** Start Dataset rows **

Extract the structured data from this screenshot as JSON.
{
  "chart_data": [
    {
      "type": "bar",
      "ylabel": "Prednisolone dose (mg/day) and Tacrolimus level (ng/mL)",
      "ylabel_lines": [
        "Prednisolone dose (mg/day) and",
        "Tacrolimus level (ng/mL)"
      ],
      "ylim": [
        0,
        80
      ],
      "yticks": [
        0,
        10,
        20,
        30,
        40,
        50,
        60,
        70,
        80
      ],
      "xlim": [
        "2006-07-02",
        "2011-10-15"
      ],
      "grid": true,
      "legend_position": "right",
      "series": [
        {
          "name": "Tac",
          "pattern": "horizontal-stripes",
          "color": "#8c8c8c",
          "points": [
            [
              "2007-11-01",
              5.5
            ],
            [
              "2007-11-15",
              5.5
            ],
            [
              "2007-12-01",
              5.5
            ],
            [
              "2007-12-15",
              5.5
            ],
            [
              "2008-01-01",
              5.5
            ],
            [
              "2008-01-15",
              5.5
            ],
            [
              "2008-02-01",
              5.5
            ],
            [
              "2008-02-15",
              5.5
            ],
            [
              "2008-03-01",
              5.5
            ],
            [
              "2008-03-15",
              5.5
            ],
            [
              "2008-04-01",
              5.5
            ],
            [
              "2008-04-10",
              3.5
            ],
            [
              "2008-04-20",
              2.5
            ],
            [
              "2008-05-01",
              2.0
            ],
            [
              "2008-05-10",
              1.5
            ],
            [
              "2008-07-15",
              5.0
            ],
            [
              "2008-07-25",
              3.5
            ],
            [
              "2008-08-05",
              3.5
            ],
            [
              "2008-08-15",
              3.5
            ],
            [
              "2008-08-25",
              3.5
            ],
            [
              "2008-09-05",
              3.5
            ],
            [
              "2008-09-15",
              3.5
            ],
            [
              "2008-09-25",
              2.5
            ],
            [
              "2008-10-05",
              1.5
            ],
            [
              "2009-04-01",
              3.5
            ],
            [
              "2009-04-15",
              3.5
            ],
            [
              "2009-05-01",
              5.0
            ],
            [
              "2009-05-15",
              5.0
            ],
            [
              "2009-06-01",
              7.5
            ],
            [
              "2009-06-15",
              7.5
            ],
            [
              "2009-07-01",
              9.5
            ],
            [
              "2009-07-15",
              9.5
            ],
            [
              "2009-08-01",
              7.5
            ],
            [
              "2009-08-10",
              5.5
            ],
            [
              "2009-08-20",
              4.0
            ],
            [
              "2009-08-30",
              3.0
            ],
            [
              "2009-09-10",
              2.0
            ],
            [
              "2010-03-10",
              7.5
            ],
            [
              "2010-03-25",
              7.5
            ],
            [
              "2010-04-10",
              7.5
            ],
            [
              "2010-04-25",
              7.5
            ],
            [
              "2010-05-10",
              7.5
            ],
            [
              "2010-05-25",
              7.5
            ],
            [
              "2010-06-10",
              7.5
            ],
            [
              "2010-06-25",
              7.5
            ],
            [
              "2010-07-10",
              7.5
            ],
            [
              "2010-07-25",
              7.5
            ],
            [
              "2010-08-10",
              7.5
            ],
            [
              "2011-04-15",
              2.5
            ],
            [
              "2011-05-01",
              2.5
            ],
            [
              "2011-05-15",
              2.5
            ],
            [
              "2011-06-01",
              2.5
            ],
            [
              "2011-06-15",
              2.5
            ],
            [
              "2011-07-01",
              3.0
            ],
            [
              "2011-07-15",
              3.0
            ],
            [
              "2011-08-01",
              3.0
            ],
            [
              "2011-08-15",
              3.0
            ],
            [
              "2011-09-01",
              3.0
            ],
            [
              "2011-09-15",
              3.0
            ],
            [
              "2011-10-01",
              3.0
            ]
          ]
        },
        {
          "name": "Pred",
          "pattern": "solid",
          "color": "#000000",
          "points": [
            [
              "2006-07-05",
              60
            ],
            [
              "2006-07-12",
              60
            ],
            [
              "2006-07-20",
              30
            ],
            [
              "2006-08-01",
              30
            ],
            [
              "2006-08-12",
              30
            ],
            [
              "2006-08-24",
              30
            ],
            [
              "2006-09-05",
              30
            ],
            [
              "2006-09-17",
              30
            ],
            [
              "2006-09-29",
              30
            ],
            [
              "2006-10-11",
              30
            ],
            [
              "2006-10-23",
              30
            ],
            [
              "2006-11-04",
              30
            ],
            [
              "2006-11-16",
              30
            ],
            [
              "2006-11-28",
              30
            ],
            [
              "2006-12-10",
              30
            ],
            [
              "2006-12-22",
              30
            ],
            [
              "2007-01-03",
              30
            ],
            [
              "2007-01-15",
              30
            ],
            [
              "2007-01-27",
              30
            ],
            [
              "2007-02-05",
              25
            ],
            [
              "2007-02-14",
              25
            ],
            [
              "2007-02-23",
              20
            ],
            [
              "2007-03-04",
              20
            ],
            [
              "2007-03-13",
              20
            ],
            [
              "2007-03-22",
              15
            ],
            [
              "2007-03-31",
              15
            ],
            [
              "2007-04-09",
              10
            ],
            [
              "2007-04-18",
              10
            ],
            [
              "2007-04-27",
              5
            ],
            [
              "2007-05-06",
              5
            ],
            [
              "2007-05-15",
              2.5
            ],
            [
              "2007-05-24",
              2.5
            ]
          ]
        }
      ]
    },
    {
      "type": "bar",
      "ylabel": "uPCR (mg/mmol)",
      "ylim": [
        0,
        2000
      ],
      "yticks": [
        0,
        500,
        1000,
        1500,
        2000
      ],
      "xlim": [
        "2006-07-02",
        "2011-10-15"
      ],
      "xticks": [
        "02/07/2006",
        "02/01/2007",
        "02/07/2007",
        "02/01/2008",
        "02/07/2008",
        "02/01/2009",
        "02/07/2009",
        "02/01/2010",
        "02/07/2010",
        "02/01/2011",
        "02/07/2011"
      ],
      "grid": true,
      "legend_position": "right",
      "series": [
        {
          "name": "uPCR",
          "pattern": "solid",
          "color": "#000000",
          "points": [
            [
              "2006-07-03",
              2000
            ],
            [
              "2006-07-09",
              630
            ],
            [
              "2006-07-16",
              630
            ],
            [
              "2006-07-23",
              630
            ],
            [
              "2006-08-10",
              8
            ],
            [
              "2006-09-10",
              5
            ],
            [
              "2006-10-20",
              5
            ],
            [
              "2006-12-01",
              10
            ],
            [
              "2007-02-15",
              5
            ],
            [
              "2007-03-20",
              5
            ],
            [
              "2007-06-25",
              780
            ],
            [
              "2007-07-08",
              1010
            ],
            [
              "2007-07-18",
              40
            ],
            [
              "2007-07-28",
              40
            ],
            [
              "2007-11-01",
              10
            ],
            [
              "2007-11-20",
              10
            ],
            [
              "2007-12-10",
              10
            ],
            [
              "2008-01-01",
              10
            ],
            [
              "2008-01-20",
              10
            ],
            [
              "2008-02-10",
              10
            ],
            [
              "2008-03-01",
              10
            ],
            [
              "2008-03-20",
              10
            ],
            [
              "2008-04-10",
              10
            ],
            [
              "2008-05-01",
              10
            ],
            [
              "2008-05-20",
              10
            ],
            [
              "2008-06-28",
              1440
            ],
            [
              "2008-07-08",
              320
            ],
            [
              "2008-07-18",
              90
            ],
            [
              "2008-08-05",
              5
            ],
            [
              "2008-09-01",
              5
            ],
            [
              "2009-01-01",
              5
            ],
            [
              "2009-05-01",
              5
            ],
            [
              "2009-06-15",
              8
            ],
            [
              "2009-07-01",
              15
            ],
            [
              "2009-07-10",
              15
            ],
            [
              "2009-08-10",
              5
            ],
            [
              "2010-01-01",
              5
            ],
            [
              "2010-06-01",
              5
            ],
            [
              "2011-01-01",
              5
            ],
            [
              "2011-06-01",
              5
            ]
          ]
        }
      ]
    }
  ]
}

** End Dataset rows **

● What this task involves
Every record shown above must be echoed exactly.

● Response to this task
Extract the structured data from this screenshot as JSON.
{
  "chart_data": [
    {
      "type": "bar",
      "ylabel": "Prednisolone dose (mg/day) and Tacrolimus level (ng/mL)",
      "ylabel_lines": [
        "Prednisolone dose (mg/day) and",
        "Tacrolimus level (ng/mL)"
      ],
      "ylim": [
        0,
        80
      ],
      "yticks": [
        0,
        10,
        20,
        30,
        40,
        50,
        60,
        70,
        80
      ],
      "xlim": [
        "2006-07-02",
        "2011-10-15"
      ],
      "grid": true,
      "legend_position": "right",
      "series": [
        {
          "name": "Tac",
          "pattern": "horizontal-stripes",
          "color": "#8c8c8c",
          "points": [
            [
              "2007-11-01",
              5.5
            ],
            [
              "2007-11-15",
              5.5
            ],
            [
              "2007-12-01",
              5.5
            ],
            [
              "2007-12-15",
              5.5
            ],
            [
              "2008-01-01",
              5.5
            ],
            [
              "2008-01-15",
              5.5
            ],
            [
              "2008-02-01",
              5.5
            ],
            [
              "2008-02-15",
              5.5
            ],
            [
              "2008-03-01",
              5.5
            ],
            [
              "2008-03-15",
              5.5
            ],
            [
              "2008-04-01",
              5.5
            ],
            [
              "2008-04-10",
              3.5
            ],
            [
              "2008-04-20",
              2.5
            ],
            [
              "2008-05-01",
              2.0
            ],
            [
              "2008-05-10",
              1.5
            ],
            [
              "2008-07-15",
              5.0
            ],
            [
              "2008-07-25",
              3.5
            ],
            [
              "2008-08-05",
              3.5
            ],
            [
              "2008-08-15",
              3.5
            ],
            [
              "2008-08-25",
              3.5
            ],
            [
              "2008-09-05",
              3.5
            ],
            [
              "2008-09-15",
              3.5
            ],
            [
              "2008-09-25",
              2.5
            ],
            [
              "2008-10-05",
              1.5
            ],
            [
              "2009-04-01",
              3.5
            ],
            [
              "2009-04-15",
              3.5
            ],
            [
              "2009-05-01",
              5.0
            ],
            [
              "2009-05-15",
              5.0
            ],
            [
              "2009-06-01",
              7.5
            ],
            [
              "2009-06-15",
              7.5
            ],
            [
              "2009-07-01",
              9.5
            ],
            [
              "2009-07-15",
              9.5
            ],
            [
              "2009-08-01",
              7.5
            ],
            [
              "2009-08-10",
              5.5
            ],
            [
              "2009-08-20",
              4.0
            ],
            [
              "2009-08-30",
              3.0
            ],
            [
              "2009-09-10",
              2.0
            ],
            [
              "2010-03-10",
              7.5
            ],
            [
              "2010-03-25",
              7.5
            ],
            [
              "2010-04-10",
              7.5
            ],
            [
              "2010-04-25",
              7.5
            ],
            [
              "2010-05-10",
              7.5
            ],
            [
              "2010-05-25",
              7.5
            ],
            [
              "2010-06-10",
              7.5
            ],
            [
              "2010-06-25",
              7.5
            ],
            [
              "2010-07-10",
              7.5
            ],
            [
              "2010-07-25",
              7.5
            ],
            [
              "2010-08-10",
              7.5
            ],
            [
              "2011-04-15",
              2.5
            ],
            [
              "2011-05-01",
              2.5
            ],
            [
              "2011-05-15",
              2.5
            ],
            [
              "2011-06-01",
              2.5
            ],
            [
              "2011-06-15",
              2.5
            ],
            [
              "2011-07-01",
              3.0
            ],
            [
              "2011-07-15",
              3.0
            ],
            [
              "2011-08-01",
              3.0
            ],
            [
              "2011-08-15",
              3.0
            ],
            [
              "2011-09-01",
              3.0
            ],
            [
              "2011-09-15",
              3.0
            ],
            [
              "2011-10-01",
              3.0
            ]
          ]
        },
        {
          "name": "Pred",
          "pattern": "solid",
          "color": "#000000",
          "points": [
            [
              "2006-07-05",
              60
            ],
            [
              "2006-07-12",
              60
            ],
            [
              "2006-07-20",
              30
            ],
            [
              "2006-08-01",
              30
            ],
            [
              "2006-08-12",
              30
            ],
            [
              "2006-08-24",
              30
            ],
            [
              "2006-09-05",
              30
            ],
            [
              "2006-09-17",
              30
            ],
            [
              "2006-09-29",
              30
            ],
            [
              "2006-10-11",
              30
            ],
            [
              "2006-10-23",
              30
            ],
            [
              "2006-11-04",
              30
            ],
            [
              "2006-11-16",
              30
            ],
            [
              "2006-11-28",
              30
            ],
            [
              "2006-12-10",
              30
            ],
            [
              "2006-12-22",
              30
            ],
            [
              "2007-01-03",
              30
            ],
            [
              "2007-01-15",
              30
            ],
            [
              "2007-01-27",
              30
            ],
            [
              "2007-02-05",
              25
            ],
            [
              "2007-02-14",
              25
            ],
            [
              "2007-02-23",
              20
            ],
            [
              "2007-03-04",
              20
            ],
            [
              "2007-03-13",
              20
            ],
            [
              "2007-03-22",
              15
            ],
            [
              "2007-03-31",
              15
            ],
            [
              "2007-04-09",
              10
            ],
            [
              "2007-04-18",
              10
            ],
            [
              "2007-04-27",
              5
            ],
            [
              "2007-05-06",
              5
            ],
            [
              "2007-05-15",
              2.5
            ],
            [
              "2007-05-24",
              2.5
            ]
          ]
        }
      ]
    },
    {
      "type": "bar",
      "ylabel": "uPCR (mg/mmol)",
      "ylim": [
        0,
        2000
      ],
      "yticks": [
        0,
        500,
        1000,
        1500,
        2000
      ],
      "xlim": [
        "2006-07-02",
        "2011-10-15"
      ],
      "xticks": [
        "02/07/2006",
        "02/01/2007",
        "02/07/2007",
        "02/01/2008",
        "02/07/2008",
        "02/01/2009",
        "02/07/2009",
        "02/01/2010",
        "02/07/2010",
        "02/01/2011",
        "02/07/2011"
      ],
      "grid": true,
      "legend_position": "right",
      "series": [
        {
          "name": "uPCR",
          "pattern": "solid",
          "color": "#000000",
          "points": [
            [
              "2006-07-03",
              2000
            ],
            [
              "2006-07-09",
              630
            ],
            [
              "2006-07-16",
              630
            ],
            [
              "2006-07-23",
              630
            ],
            [
              "2006-08-10",
              8
            ],
            [
              "2006-09-10",
              5
            ],
            [
              "2006-10-20",
              5
            ],
            [
              "2006-12-01",
              10
            ],
            [
              "2007-02-15",
              5
            ],
            [
              "2007-03-20",
              5
            ],
            [
              "2007-06-25",
              780
            ],
            [
              "2007-07-08",
              1010
            ],
            [
              "2007-07-18",
              40
            ],
            [
              "2007-07-28",
              40
            ],
            [
              "2007-11-01",
              10
            ],
            [
              "2007-11-20",
              10
            ],
            [
              "2007-12-10",
              10
            ],
            [
              "2008-01-01",
              10
            ],
            [
              "2008-01-20",
              10
            ],
            [
              "2008-02-10",
              10
            ],
            [
              "2008-03-01",
              10
            ],
            [
              "2008-03-20",
              10
            ],
            [
              "2008-04-10",
              10
            ],
            [
              "2008-05-01",
              10
            ],
            [
              "2008-05-20",
              10
            ],
            [
              "2008-06-28",
              1440
            ],
            [
              "2008-07-08",
              320
            ],
            [
              "2008-07-18",
              90
            ],
            [
              "2008-08-05",
              5
            ],
            [
              "2008-09-01",
              5
            ],
            [
              "2009-01-01",
              5
            ],
            [
              "2009-05-01",
              5
            ],
            [
              "2009-06-15",
              8
            ],
            [
              "2009-07-01",
              15
            ],
            [
              "2009-07-10",
              15
            ],
            [
              "2009-08-10",
              5
            ],
            [
              "2010-01-01",
              5
            ],
            [
              "2010-06-01",
              5
            ],
            [
              "2011-01-01",
              5
            ],
            [
              "2011-06-01",
              5
            ]
          ]
        }
      ]
    }
  ]
}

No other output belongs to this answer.